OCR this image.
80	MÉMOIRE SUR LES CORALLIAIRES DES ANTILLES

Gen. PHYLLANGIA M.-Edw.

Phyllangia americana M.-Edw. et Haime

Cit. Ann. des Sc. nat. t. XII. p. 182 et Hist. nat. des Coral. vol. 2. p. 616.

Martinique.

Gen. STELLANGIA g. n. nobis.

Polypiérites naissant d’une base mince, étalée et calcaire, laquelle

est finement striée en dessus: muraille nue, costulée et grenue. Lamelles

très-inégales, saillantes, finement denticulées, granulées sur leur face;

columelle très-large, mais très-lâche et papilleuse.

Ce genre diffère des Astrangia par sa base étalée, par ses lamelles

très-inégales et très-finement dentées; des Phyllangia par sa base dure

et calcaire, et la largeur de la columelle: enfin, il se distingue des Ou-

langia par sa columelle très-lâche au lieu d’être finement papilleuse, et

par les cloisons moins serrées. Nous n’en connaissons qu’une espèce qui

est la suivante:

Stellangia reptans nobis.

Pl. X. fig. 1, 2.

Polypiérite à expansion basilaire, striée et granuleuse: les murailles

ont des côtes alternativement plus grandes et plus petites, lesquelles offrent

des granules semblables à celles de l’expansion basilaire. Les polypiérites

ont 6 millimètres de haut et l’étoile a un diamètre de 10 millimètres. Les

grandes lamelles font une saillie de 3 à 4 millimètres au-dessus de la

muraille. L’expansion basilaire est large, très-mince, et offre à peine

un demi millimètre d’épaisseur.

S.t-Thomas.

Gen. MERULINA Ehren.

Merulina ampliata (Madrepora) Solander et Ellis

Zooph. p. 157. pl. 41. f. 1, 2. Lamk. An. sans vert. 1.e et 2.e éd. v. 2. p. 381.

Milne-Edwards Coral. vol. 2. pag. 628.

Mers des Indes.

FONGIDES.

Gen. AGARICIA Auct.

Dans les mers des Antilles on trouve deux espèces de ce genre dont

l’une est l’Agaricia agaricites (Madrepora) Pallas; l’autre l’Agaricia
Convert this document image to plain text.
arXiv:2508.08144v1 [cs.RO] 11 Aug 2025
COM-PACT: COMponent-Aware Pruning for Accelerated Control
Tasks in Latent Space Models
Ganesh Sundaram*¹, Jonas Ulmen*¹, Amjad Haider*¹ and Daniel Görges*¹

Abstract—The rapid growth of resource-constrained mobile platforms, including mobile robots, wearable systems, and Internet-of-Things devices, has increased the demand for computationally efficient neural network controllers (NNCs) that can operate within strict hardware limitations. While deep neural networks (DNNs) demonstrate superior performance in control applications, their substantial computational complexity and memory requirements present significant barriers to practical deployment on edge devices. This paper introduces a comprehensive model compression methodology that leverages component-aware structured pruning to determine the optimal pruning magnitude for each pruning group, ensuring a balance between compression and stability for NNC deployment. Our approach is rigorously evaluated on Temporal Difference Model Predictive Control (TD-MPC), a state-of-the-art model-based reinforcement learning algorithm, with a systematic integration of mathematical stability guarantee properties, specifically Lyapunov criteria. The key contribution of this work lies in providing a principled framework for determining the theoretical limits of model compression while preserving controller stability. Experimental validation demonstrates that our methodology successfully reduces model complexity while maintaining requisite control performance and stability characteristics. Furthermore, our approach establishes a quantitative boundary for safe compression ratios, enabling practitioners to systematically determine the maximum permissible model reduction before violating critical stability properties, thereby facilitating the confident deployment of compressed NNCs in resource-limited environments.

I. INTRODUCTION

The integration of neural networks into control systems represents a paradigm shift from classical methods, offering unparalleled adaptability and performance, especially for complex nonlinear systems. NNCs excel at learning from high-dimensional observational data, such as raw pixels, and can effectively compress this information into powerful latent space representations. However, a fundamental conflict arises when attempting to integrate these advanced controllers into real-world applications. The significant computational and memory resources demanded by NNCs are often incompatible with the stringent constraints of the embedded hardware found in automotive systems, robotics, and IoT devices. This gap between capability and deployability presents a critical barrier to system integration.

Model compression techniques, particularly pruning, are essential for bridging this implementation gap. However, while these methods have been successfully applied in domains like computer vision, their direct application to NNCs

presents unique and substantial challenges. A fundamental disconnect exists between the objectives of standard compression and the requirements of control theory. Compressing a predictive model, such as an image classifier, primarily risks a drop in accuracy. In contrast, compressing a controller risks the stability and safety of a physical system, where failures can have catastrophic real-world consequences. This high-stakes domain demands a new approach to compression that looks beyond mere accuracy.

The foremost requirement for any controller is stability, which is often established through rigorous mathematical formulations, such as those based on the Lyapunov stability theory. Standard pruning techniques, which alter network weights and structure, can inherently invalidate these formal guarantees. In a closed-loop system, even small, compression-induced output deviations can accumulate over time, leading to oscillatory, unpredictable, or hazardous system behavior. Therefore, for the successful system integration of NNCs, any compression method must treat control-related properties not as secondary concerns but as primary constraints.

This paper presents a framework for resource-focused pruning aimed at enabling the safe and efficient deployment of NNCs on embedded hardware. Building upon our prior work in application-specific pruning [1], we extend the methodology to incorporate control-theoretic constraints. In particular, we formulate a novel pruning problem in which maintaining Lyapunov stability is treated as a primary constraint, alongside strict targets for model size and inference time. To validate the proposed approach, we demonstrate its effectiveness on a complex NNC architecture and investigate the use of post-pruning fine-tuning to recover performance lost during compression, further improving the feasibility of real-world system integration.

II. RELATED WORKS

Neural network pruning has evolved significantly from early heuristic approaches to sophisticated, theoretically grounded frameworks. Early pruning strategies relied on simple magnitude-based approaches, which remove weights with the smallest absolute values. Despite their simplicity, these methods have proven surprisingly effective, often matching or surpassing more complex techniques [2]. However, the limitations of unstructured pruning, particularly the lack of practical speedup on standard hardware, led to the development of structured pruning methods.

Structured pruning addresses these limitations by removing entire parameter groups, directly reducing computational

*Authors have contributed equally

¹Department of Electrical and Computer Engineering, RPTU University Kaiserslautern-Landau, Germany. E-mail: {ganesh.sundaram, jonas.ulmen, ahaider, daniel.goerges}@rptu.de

» Set problem: Looking at the records above, work out how many lines include the word "striée", then give that number by itself.

» Written solution: 2